▸ Lines of data

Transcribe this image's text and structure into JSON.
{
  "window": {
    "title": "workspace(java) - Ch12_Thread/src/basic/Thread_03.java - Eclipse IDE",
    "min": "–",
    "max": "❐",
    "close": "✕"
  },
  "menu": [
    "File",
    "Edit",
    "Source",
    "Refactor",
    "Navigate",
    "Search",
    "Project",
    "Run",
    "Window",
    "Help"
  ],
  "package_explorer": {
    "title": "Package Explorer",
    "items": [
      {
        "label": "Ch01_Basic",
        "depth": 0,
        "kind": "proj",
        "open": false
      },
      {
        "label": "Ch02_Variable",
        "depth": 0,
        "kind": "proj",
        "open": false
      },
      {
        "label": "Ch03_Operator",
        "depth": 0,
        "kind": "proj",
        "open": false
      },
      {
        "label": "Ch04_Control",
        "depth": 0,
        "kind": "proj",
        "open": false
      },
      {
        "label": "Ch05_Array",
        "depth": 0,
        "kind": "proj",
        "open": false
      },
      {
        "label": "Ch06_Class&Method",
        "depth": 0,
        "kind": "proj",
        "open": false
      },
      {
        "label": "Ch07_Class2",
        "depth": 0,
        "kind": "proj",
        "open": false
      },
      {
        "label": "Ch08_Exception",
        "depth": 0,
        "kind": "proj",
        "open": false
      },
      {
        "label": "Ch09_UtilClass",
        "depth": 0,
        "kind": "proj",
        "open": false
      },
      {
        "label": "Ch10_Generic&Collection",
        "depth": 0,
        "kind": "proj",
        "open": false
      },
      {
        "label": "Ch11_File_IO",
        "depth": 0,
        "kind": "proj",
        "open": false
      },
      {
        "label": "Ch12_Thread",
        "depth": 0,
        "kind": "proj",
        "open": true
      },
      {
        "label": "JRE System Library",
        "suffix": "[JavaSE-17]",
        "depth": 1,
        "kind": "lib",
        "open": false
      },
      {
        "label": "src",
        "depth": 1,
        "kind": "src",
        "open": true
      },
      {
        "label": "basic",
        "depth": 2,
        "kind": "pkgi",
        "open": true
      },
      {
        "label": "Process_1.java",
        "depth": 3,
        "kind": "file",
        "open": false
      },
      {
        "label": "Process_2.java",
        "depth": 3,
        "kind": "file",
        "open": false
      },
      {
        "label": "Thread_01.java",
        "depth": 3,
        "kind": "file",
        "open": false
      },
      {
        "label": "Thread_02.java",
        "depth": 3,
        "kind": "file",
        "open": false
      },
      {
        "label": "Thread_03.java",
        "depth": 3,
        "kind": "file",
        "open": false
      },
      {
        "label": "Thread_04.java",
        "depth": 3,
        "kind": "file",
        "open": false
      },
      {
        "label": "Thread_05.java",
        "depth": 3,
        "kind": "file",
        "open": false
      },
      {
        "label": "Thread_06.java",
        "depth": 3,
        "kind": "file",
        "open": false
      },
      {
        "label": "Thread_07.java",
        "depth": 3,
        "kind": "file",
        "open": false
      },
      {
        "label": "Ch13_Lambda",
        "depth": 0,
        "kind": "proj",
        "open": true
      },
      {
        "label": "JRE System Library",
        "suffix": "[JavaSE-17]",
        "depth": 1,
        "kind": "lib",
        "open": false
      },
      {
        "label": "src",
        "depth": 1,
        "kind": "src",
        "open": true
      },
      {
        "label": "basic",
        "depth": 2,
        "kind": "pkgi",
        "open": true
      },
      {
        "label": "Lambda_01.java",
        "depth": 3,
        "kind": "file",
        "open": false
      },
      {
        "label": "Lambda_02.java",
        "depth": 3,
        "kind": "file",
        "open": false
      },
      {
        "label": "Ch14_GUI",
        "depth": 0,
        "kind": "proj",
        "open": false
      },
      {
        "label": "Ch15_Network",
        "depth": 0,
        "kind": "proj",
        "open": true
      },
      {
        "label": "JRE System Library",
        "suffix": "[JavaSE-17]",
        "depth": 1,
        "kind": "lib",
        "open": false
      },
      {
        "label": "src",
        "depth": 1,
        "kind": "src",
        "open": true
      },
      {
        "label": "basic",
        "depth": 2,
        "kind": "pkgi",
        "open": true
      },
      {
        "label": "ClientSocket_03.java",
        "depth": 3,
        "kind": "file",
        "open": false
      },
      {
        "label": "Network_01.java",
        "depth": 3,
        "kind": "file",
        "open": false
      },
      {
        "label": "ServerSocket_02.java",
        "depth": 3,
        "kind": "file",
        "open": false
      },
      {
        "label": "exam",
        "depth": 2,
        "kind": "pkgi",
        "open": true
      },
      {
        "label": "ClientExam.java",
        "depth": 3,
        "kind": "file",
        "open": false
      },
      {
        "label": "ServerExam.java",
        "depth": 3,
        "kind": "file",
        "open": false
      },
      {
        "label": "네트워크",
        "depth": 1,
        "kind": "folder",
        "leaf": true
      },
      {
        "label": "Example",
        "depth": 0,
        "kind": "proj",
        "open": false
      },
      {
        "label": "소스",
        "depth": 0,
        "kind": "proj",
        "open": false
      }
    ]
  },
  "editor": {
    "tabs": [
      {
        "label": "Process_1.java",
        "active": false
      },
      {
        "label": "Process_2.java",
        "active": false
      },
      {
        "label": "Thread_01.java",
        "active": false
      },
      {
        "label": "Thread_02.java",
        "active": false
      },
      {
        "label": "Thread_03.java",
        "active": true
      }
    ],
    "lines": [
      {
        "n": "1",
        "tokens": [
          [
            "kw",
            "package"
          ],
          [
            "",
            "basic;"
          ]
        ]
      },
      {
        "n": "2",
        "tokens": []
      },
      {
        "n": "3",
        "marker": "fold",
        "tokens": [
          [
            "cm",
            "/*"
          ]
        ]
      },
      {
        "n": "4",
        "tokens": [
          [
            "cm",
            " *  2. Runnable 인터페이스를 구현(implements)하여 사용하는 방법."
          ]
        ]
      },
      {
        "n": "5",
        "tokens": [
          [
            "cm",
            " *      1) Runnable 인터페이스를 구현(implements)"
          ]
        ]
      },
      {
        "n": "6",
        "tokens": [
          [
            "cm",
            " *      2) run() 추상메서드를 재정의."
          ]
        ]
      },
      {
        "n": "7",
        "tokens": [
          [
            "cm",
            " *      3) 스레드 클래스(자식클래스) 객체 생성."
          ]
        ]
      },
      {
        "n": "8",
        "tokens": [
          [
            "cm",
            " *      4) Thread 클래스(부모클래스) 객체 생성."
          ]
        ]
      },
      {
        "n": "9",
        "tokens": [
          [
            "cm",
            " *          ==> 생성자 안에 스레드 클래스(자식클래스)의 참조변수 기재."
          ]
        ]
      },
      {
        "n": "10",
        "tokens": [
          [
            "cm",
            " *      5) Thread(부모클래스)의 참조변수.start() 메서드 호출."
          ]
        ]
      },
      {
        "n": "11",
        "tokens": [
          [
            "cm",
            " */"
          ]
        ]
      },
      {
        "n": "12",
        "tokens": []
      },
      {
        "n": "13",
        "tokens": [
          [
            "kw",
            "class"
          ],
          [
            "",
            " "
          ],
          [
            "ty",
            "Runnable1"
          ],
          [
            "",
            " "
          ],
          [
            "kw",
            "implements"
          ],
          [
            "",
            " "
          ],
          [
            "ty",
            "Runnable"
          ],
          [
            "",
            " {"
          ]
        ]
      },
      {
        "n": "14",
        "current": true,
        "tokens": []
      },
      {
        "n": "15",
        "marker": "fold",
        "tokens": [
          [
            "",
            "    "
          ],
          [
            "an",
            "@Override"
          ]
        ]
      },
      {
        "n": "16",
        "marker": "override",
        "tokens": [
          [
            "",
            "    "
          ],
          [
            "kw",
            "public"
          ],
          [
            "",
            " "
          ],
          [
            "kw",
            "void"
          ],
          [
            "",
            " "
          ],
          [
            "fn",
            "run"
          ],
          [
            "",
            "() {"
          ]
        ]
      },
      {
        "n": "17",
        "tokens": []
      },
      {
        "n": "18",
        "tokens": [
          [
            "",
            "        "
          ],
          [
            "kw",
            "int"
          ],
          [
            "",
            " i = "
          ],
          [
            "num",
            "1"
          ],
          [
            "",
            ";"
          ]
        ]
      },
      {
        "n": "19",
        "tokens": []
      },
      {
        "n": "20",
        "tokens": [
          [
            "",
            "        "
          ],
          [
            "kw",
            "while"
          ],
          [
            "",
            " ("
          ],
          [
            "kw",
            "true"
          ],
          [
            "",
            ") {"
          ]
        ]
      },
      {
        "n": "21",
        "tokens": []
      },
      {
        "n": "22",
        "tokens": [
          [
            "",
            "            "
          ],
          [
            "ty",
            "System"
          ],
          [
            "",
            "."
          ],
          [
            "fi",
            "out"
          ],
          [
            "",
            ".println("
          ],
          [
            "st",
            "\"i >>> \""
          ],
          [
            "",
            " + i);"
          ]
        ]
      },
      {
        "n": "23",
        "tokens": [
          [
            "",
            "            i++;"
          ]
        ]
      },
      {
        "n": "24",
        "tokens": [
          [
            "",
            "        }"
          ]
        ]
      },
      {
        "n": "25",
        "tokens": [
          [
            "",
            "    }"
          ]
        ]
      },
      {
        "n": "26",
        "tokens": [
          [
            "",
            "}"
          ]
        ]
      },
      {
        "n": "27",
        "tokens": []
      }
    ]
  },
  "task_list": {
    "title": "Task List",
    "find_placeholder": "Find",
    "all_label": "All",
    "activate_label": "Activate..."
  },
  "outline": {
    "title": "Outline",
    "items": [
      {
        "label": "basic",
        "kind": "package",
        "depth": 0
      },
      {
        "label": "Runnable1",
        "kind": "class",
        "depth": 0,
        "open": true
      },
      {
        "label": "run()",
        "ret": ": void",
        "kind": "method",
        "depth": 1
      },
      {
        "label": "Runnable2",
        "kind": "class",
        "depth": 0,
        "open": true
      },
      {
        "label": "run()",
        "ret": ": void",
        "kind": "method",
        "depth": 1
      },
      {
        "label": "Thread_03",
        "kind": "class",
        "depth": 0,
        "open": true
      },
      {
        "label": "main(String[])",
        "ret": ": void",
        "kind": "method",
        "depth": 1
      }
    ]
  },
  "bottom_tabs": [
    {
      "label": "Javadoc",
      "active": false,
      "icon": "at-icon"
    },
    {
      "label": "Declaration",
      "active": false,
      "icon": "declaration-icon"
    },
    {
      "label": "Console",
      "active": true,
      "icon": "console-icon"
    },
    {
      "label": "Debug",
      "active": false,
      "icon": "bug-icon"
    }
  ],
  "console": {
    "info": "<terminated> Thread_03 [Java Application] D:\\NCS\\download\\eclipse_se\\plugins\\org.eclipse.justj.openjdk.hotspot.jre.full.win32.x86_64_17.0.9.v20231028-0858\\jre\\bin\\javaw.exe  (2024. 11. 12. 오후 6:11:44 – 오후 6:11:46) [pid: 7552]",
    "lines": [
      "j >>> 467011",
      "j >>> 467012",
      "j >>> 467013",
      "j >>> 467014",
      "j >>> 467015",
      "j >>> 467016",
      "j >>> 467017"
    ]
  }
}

▸ Exercise aim
In the entries above, find each line with the word "implements" and copy it.

▸ Solution for this problem
            " *  2. Runnable 인터페이스를 구현(implements)하여 사용하는 방법."
            " *      1) Runnable 인터페이스를 구현(implements)"
            "implements"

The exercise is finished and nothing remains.